**Written instruction**:
From the entries below, copy every line holding the word "food".

**The data**:
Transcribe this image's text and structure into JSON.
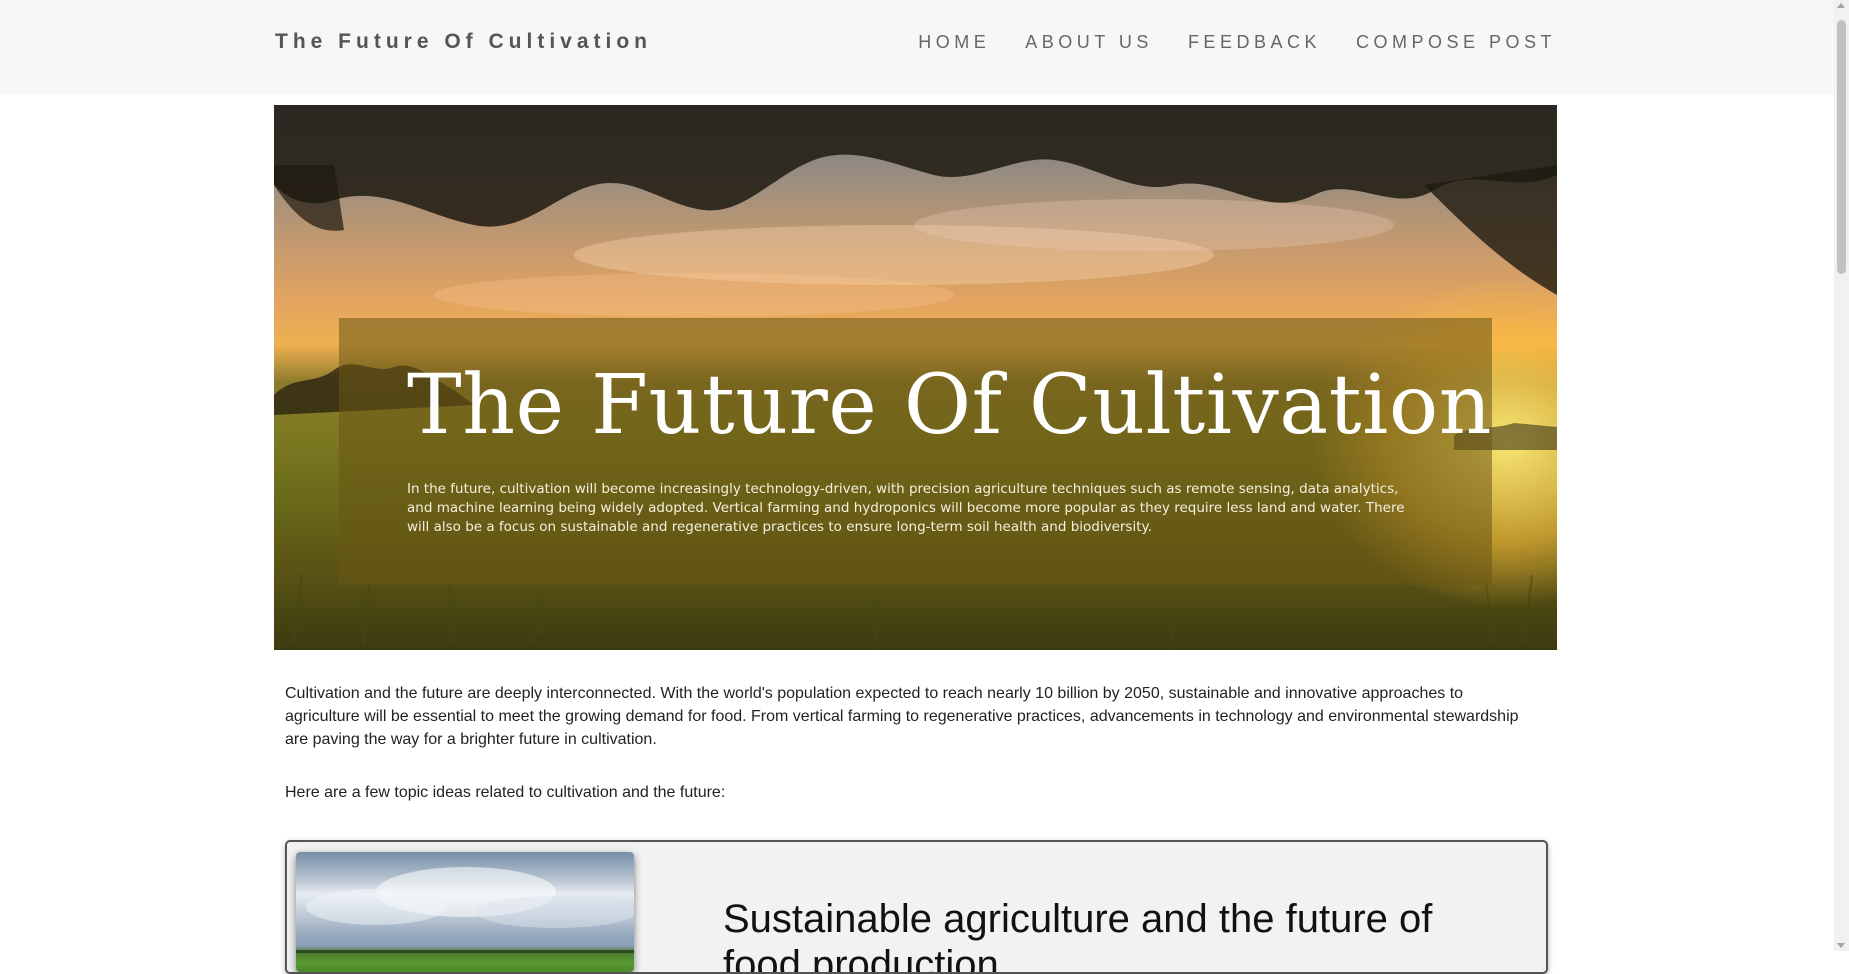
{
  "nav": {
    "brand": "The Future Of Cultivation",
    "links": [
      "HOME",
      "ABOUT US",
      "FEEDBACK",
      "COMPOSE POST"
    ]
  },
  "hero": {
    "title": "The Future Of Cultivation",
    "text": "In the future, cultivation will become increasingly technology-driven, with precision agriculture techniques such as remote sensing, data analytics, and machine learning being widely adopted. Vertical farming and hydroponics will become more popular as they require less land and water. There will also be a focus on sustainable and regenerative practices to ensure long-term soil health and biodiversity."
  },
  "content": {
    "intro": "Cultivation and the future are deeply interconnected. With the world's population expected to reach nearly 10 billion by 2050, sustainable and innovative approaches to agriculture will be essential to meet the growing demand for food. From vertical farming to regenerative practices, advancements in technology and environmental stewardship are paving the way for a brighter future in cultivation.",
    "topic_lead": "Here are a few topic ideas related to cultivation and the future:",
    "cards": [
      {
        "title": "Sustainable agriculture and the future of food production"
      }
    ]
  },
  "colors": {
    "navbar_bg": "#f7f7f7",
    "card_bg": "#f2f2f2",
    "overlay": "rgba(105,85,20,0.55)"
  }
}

**Correct result**:
    "intro": "Cultivation and the future are deeply interconnected. With the world's population expected to reach nearly 10 billion by 2050, sustainable and innovative approaches to agriculture will be essential to meet the growing demand for food. From vertical farming to regenerative practices, advancements in technology and environmental stewardship are paving the way for a brighter future in cultivation.",
        "title": "Sustainable agriculture and the future of food production"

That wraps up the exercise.